— Do this —
Copy each line of the entries that contains the word "into".

#####

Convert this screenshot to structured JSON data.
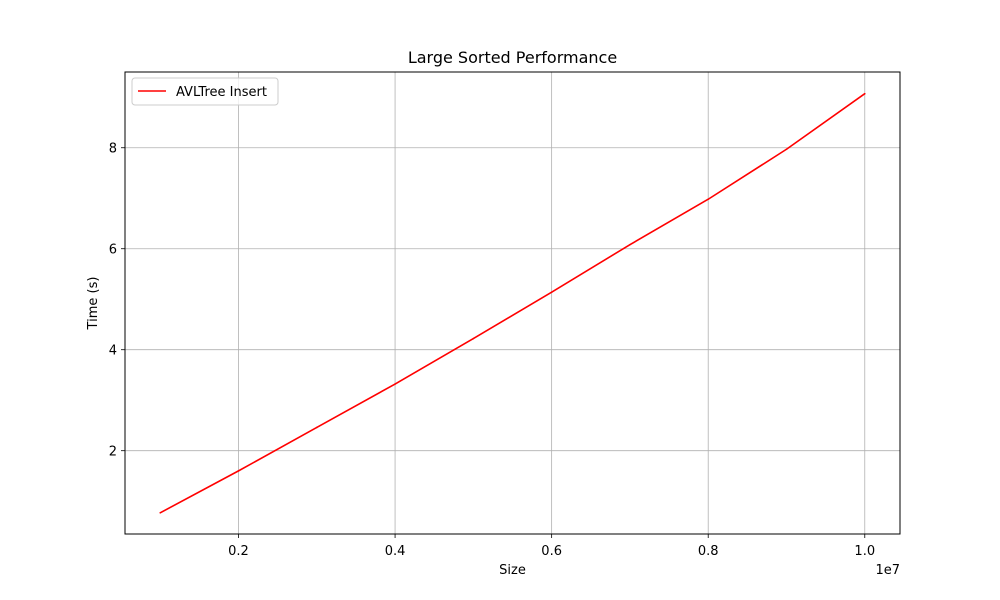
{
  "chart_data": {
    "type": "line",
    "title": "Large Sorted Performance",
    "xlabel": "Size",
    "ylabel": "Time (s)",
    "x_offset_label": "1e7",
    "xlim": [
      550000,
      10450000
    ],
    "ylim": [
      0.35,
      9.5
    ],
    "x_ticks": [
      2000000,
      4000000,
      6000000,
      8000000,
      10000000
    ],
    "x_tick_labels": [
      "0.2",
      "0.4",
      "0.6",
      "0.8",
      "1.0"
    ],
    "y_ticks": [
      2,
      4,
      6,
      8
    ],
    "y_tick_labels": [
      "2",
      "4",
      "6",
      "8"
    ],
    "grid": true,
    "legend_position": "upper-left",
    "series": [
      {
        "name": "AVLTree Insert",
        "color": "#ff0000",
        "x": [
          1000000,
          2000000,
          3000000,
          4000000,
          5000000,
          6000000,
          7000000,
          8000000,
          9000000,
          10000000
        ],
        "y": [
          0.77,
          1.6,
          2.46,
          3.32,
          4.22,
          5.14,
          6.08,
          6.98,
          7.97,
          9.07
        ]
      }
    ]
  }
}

#####

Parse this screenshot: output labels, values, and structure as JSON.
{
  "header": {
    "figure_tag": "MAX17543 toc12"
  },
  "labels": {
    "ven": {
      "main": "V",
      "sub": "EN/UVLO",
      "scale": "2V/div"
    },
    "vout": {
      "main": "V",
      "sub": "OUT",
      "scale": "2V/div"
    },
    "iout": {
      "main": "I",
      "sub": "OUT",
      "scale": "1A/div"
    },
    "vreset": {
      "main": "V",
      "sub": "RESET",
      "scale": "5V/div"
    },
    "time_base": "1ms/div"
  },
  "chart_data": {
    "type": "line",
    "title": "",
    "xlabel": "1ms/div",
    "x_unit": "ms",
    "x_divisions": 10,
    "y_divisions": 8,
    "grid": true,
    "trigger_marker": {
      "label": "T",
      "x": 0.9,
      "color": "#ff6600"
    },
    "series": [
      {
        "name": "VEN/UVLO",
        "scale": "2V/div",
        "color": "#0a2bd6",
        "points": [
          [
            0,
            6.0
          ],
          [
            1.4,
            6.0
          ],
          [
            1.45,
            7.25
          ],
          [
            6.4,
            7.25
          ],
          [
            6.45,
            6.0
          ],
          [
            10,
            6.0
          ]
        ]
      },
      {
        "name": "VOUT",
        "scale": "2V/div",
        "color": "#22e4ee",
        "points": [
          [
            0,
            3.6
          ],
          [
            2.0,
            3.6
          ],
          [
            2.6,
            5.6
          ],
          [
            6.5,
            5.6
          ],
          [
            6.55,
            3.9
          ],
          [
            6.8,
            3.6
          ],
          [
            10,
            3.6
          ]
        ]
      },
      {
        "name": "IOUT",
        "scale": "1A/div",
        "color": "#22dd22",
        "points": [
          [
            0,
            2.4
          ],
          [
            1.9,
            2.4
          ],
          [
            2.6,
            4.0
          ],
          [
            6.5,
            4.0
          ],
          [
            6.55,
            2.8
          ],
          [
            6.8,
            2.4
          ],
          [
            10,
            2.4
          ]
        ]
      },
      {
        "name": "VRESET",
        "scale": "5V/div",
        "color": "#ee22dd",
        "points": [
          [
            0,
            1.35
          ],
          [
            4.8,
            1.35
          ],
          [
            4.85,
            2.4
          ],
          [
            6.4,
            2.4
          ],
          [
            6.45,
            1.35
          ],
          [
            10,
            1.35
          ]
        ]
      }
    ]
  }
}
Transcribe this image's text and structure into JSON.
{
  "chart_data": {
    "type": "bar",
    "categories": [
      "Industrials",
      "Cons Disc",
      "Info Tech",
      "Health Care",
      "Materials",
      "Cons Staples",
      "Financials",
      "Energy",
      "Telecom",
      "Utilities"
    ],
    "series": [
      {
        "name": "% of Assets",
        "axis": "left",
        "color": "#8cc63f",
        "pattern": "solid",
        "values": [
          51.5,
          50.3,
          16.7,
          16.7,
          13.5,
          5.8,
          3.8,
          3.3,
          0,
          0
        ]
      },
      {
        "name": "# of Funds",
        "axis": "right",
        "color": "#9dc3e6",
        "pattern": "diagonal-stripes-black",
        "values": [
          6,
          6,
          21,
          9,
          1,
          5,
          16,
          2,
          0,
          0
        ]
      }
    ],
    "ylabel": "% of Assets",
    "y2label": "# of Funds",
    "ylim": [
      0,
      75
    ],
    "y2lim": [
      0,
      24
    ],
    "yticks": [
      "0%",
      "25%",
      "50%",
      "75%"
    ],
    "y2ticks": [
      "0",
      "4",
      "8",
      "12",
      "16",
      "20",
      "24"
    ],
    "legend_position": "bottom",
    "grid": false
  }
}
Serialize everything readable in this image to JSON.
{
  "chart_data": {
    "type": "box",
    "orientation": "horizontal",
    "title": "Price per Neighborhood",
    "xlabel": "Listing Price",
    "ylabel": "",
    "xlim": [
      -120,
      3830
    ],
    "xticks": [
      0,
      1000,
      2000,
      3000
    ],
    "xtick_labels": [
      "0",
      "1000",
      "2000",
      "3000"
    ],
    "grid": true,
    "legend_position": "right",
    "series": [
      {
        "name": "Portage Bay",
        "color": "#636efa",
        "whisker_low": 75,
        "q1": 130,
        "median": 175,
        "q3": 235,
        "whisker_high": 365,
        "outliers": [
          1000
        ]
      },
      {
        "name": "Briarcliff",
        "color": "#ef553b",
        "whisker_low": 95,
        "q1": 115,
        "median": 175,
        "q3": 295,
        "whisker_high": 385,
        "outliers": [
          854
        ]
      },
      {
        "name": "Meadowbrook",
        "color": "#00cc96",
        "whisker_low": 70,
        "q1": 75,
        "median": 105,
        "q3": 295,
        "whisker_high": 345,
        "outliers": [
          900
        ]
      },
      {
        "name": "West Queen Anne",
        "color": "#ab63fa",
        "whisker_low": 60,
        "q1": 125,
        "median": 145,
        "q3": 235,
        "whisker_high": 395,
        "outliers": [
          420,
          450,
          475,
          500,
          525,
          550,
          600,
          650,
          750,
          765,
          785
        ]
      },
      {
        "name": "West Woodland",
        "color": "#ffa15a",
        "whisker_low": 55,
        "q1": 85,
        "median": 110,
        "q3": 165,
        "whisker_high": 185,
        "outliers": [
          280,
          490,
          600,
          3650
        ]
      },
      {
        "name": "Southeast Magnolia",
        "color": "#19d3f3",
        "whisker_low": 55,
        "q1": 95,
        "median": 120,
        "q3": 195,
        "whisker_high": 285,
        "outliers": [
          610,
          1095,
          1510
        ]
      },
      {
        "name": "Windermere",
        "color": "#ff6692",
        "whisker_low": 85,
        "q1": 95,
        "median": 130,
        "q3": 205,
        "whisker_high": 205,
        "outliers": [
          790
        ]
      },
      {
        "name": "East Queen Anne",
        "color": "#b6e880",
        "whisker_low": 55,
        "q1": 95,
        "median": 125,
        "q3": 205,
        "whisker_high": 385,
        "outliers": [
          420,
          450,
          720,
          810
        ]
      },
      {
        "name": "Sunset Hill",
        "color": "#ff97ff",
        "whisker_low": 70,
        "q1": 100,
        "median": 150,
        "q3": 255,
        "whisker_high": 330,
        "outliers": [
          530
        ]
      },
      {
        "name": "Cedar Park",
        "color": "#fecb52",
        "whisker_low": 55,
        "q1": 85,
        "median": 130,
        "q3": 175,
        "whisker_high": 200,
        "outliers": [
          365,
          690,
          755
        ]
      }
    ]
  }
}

#####

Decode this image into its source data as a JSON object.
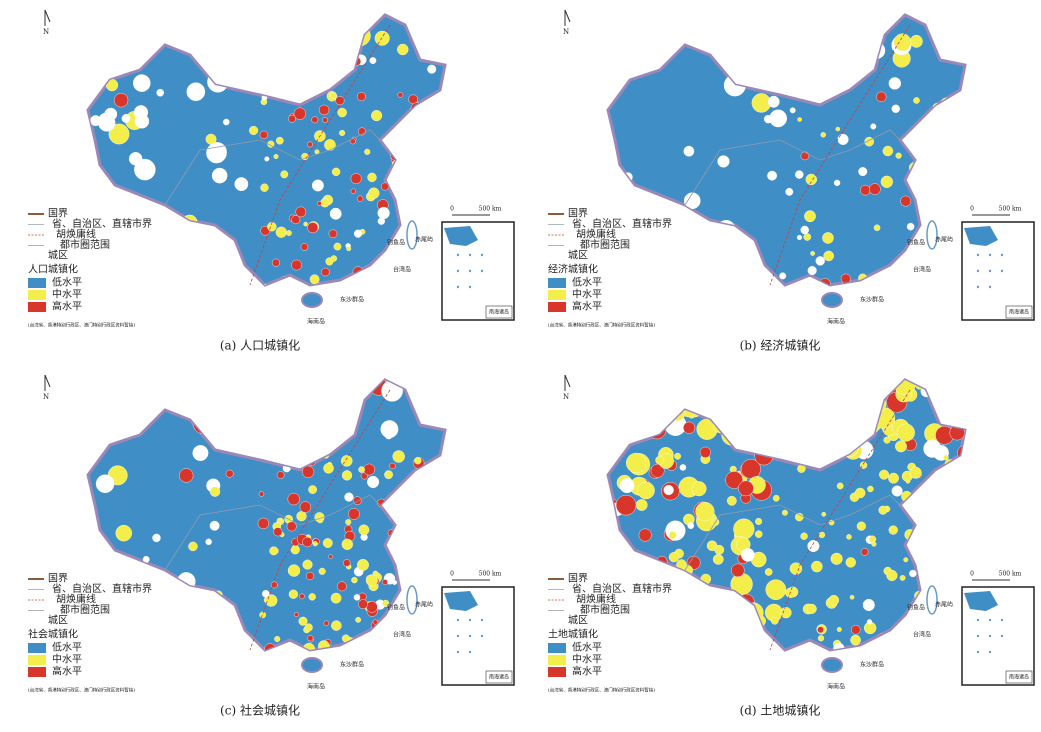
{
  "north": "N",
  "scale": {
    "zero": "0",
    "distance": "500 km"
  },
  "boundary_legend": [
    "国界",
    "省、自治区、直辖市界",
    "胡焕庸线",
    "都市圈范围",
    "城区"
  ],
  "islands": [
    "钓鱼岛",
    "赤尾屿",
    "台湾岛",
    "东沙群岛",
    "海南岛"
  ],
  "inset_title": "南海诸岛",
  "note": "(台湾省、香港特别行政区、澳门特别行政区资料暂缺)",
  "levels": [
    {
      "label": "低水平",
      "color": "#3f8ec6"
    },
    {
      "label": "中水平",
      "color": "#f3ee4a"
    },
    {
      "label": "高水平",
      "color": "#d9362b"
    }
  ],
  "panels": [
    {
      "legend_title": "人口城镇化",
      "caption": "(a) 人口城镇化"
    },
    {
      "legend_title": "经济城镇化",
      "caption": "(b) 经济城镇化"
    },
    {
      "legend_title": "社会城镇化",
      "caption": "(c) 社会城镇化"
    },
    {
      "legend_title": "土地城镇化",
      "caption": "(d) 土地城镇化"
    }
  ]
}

#####

— Finished exercise —
Transcribe this image's text and structure into JSON.
Decode this image into its source data as a JSON object.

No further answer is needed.